**Objective**
For each line below that includes the word "button", make a copy.

**Data for processing**
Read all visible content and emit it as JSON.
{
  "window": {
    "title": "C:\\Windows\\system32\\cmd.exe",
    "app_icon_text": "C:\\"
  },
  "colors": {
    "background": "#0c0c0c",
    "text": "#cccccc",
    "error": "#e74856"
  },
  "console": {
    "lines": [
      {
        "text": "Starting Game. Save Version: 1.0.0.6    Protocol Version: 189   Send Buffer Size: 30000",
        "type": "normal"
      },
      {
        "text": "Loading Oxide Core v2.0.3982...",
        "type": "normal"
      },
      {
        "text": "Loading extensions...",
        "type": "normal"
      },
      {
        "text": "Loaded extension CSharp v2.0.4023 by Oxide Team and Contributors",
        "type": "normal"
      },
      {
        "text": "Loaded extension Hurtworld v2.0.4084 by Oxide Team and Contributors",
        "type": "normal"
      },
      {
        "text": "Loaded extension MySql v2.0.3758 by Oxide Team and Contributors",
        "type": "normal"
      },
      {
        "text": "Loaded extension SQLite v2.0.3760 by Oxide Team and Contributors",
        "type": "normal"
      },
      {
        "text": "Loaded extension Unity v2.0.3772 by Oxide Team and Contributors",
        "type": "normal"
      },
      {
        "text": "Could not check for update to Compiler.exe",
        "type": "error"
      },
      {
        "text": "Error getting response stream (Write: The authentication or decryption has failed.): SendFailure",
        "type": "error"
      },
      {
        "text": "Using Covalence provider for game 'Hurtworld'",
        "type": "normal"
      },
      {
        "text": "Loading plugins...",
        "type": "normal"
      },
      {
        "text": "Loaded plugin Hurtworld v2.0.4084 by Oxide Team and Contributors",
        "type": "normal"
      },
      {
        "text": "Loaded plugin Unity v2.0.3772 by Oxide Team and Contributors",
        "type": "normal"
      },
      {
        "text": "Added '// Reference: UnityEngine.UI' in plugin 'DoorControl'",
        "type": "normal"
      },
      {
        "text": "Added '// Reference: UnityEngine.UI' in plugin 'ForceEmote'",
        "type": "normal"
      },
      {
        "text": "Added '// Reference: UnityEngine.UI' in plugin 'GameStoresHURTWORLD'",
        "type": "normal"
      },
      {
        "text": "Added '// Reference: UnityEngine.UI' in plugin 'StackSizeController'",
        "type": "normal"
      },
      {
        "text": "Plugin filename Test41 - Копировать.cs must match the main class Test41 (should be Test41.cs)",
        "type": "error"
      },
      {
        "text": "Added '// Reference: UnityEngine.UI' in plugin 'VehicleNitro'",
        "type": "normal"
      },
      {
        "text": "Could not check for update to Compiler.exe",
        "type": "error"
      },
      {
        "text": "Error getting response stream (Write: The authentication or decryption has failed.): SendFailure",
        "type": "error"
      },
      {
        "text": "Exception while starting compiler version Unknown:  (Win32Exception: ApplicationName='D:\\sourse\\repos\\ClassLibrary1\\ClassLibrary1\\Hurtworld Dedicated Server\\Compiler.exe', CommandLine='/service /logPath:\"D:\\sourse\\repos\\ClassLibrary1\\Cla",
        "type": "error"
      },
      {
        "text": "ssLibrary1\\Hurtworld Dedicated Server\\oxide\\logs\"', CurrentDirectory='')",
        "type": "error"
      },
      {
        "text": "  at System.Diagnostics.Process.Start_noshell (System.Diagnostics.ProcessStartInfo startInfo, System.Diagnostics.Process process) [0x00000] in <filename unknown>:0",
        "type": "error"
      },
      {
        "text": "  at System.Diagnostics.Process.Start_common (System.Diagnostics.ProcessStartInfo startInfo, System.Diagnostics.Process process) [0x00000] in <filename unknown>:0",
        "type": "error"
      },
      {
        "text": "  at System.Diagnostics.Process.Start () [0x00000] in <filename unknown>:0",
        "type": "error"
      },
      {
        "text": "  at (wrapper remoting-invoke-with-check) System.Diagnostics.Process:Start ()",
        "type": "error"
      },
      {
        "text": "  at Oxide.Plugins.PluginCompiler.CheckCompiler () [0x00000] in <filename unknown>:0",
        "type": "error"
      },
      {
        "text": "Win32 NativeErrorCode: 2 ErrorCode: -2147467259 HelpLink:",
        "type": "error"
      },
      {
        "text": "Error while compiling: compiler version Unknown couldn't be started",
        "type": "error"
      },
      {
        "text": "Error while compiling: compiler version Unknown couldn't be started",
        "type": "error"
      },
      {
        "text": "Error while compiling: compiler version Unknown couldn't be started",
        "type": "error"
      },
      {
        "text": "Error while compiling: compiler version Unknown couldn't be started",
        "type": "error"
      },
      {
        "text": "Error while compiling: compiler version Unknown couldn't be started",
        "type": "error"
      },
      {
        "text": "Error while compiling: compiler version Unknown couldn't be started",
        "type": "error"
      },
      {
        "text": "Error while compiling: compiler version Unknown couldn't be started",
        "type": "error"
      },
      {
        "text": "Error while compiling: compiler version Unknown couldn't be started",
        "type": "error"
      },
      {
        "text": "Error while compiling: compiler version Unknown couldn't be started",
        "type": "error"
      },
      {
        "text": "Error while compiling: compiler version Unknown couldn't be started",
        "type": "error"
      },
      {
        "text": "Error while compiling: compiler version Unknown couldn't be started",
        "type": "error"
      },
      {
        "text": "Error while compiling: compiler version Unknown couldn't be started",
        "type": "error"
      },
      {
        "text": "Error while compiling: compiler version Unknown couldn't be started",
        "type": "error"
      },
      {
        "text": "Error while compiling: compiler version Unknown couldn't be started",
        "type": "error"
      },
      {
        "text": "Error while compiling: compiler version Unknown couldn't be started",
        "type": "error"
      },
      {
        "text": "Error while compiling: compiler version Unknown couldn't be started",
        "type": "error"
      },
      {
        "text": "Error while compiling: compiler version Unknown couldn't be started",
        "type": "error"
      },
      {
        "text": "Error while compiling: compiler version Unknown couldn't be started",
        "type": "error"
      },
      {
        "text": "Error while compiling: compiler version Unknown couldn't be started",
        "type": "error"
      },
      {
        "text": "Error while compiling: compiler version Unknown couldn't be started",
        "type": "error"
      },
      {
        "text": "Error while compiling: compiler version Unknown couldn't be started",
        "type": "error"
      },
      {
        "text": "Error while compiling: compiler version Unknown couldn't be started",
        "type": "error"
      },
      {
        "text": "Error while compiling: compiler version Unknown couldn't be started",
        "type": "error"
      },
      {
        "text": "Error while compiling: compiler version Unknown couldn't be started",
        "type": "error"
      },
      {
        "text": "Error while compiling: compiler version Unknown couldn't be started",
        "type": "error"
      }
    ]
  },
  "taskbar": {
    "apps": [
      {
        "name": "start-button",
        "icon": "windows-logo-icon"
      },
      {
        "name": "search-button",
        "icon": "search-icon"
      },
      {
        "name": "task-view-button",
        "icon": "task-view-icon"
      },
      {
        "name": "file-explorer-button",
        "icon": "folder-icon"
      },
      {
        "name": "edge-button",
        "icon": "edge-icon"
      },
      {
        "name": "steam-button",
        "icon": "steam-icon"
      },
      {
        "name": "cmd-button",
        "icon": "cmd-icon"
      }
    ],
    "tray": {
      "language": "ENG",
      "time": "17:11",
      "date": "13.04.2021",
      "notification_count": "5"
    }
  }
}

**Answer to this problem**
        "name": "start-button",
        "name": "search-button",
        "name": "task-view-button",
        "name": "file-explorer-button",
        "name": "edge-button",
        "name": "steam-button",
        "name": "cmd-button",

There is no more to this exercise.